TASK GOAL: Only the lines holding the string "JSON" are needed. Copy each one.

(Figure record listings)
-*-*-
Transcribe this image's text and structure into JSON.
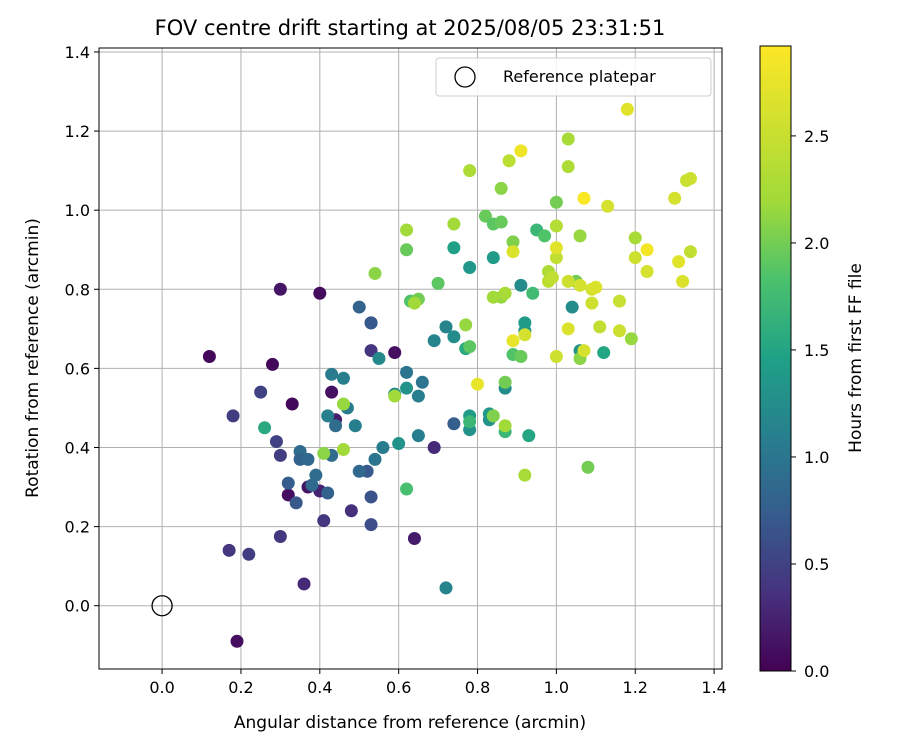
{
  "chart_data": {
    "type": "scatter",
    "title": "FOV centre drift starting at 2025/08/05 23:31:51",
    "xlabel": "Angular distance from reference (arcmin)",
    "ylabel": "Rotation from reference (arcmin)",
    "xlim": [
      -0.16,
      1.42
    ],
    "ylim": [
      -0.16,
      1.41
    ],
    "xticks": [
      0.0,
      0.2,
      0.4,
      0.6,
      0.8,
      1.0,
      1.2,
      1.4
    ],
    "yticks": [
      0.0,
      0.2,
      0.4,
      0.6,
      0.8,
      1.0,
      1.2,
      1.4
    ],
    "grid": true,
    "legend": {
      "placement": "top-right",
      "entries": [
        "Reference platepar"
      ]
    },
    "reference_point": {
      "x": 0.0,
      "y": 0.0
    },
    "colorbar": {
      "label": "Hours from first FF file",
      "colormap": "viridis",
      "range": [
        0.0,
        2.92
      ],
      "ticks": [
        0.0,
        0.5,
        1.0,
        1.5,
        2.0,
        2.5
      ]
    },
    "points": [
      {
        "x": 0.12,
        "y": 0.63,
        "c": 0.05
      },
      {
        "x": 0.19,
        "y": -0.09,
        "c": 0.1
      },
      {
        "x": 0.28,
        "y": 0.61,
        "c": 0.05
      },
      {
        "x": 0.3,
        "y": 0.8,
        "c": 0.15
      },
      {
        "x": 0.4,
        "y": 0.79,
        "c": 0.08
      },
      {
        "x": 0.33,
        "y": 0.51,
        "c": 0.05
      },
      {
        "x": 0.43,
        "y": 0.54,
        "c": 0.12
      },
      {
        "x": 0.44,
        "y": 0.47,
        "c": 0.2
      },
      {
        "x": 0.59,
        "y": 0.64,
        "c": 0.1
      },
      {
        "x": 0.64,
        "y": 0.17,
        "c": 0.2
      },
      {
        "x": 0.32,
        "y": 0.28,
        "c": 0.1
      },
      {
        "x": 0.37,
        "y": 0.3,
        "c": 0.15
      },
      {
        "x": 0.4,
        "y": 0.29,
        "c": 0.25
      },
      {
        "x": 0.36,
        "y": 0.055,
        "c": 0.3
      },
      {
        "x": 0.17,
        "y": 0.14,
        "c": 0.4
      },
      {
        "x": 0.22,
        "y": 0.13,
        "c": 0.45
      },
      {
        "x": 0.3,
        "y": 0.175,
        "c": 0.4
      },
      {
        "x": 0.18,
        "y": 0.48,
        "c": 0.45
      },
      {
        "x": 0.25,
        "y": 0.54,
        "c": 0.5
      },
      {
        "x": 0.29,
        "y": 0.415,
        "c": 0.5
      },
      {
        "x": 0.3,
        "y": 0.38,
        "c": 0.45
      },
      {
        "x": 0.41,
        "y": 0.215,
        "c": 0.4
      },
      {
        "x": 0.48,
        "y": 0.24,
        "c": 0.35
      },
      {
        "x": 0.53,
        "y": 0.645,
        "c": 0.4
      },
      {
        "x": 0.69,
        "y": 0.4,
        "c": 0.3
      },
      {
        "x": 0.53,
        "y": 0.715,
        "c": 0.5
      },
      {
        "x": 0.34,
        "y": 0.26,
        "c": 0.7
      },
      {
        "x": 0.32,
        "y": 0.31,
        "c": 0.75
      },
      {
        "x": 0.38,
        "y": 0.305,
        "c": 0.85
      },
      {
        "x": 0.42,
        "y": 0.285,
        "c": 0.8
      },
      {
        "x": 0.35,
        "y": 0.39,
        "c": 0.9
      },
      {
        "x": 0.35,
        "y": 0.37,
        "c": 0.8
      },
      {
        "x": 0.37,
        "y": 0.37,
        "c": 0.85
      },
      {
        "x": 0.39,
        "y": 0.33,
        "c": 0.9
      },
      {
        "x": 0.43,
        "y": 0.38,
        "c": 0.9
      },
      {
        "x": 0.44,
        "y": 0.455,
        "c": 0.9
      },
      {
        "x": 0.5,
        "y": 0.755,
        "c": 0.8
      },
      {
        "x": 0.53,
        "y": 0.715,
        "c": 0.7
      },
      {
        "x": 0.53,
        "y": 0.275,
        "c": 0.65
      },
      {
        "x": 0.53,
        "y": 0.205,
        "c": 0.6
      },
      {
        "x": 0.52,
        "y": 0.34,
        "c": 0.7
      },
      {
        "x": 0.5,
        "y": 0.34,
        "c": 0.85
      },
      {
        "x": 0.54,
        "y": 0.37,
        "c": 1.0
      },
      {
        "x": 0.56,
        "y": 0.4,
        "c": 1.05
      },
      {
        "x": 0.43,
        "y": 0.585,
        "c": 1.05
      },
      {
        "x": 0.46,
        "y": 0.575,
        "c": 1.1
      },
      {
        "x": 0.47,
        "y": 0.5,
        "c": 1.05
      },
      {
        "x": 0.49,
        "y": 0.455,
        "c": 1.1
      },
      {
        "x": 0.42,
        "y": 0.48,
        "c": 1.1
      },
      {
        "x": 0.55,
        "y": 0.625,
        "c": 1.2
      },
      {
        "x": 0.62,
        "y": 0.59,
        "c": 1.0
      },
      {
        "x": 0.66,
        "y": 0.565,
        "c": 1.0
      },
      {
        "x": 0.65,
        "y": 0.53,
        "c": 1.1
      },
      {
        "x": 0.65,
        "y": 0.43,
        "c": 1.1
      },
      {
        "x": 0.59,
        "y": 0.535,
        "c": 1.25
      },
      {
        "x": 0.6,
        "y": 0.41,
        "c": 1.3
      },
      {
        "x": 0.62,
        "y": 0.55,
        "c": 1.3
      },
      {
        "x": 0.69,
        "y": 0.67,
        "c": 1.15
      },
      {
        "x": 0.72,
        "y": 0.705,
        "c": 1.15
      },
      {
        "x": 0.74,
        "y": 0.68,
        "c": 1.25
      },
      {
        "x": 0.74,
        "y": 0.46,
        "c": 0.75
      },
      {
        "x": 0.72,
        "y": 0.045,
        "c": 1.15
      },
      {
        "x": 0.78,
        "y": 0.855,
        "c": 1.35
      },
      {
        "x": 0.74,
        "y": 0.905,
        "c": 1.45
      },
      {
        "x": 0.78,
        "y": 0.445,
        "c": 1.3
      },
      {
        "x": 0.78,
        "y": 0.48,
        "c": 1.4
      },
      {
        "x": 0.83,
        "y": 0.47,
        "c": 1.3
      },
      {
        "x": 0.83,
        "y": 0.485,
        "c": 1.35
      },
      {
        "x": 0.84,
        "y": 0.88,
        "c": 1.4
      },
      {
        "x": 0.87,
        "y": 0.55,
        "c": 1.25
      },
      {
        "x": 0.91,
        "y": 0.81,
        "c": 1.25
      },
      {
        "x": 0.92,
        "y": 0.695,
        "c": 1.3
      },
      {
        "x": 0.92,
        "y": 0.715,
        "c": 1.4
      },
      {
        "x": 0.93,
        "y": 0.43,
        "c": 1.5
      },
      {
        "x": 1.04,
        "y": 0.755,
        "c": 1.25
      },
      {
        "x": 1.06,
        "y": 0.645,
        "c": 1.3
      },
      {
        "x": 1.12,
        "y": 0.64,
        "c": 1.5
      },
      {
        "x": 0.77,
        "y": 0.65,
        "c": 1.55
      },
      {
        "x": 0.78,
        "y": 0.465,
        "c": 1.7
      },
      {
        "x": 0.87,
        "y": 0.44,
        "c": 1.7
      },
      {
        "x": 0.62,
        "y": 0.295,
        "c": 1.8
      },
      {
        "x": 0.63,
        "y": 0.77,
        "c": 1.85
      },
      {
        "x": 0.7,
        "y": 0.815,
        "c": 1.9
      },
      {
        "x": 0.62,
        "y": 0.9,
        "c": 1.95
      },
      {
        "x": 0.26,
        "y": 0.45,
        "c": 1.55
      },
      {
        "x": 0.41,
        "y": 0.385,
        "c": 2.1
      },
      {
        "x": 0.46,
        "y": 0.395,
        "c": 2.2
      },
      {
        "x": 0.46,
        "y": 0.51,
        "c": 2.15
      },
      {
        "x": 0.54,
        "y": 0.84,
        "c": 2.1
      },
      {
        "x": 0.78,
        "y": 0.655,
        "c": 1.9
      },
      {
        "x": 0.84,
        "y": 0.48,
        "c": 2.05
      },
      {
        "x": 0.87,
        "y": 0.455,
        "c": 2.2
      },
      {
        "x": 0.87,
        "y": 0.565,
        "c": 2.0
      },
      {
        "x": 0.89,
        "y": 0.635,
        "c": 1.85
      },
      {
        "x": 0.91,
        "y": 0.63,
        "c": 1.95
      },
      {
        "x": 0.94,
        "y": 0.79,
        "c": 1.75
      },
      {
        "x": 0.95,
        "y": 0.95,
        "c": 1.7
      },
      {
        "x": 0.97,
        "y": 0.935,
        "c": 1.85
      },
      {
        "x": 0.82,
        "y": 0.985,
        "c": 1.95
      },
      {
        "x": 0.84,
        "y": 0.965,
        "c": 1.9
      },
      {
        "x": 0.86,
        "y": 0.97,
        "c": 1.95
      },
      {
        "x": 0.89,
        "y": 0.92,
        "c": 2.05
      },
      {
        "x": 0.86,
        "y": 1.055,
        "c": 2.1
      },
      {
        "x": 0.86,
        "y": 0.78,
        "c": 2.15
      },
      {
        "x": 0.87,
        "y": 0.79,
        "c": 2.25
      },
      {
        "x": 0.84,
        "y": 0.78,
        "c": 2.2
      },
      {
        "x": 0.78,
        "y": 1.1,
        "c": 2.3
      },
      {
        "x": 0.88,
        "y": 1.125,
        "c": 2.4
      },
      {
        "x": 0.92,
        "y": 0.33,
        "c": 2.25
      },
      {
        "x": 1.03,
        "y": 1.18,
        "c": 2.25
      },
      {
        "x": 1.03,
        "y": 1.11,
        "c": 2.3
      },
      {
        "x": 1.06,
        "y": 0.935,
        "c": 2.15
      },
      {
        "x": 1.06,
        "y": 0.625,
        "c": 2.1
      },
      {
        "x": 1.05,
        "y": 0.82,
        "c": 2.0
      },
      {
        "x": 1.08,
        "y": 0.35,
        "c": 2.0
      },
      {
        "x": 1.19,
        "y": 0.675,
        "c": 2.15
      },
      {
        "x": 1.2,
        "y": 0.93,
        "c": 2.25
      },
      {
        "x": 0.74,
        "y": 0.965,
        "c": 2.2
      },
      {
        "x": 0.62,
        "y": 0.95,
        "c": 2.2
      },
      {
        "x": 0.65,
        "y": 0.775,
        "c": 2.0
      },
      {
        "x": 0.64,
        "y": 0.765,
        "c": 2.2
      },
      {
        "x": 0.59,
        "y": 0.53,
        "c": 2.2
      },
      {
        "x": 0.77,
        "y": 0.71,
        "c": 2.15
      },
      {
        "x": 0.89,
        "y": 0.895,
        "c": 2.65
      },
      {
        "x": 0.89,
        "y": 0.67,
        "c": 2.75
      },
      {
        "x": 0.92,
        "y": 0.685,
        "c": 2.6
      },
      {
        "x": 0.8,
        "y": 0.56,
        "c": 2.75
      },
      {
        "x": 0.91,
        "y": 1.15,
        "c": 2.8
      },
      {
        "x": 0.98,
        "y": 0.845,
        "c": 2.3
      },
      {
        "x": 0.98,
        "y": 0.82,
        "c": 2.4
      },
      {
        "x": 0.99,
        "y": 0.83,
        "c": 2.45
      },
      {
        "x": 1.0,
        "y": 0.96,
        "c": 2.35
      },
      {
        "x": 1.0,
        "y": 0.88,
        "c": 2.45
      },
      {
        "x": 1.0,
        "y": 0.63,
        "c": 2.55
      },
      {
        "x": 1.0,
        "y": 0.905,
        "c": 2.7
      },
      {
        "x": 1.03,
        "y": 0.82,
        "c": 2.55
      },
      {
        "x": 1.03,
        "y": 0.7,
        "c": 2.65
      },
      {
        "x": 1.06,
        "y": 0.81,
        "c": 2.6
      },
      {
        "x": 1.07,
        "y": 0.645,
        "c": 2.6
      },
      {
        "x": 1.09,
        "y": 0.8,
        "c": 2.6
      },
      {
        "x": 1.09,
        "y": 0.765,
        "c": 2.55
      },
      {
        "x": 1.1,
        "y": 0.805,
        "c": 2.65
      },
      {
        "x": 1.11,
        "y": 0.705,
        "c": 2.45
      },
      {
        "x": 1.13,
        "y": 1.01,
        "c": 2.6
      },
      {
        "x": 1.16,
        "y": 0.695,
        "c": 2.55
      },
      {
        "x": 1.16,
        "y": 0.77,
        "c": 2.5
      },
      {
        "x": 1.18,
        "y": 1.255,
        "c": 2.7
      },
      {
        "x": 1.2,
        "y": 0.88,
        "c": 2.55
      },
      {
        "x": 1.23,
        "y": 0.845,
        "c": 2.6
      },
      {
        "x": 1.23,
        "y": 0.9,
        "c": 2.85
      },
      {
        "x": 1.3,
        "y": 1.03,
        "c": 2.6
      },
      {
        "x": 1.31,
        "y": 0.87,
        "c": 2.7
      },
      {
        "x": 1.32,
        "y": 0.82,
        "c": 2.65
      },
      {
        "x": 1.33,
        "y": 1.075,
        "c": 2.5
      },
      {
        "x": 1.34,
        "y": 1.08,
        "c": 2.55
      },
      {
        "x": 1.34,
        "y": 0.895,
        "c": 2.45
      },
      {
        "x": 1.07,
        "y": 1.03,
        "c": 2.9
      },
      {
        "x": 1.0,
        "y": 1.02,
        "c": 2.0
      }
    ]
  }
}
-*-*-
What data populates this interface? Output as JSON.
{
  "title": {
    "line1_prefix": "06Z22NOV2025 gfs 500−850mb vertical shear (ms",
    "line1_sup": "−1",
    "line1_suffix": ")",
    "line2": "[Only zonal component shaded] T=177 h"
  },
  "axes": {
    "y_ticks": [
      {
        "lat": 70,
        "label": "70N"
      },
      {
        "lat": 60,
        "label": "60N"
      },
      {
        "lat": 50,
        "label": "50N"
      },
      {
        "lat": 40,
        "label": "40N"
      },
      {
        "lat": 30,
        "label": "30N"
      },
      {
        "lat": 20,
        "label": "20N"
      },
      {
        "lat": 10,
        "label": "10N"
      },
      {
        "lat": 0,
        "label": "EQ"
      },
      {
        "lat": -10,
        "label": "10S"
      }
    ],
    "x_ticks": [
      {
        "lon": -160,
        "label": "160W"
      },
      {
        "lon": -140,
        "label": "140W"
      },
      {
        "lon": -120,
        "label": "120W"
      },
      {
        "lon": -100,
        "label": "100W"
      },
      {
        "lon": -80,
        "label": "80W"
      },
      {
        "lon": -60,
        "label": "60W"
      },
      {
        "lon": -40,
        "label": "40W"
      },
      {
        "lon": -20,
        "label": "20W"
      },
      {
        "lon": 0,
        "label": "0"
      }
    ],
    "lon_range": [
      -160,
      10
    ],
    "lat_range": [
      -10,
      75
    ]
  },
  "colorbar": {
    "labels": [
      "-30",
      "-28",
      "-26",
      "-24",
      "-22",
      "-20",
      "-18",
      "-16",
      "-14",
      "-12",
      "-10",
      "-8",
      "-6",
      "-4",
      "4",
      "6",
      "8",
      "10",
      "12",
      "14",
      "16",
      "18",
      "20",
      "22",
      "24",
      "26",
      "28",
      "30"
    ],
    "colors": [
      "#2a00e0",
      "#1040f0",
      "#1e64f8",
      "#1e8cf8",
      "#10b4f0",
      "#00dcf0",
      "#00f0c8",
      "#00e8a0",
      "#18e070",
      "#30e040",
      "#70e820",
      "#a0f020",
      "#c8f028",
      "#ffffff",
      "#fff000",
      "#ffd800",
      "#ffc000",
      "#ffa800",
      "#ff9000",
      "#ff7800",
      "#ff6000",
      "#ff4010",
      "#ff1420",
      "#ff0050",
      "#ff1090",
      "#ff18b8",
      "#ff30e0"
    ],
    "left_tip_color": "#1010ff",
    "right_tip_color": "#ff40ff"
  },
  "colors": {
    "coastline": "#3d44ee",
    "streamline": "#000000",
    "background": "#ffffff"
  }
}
-*-*-
FINISHED ANSWER:
Transcribe this image's text and structure into JSON.
What data populates this interface? Output as JSON.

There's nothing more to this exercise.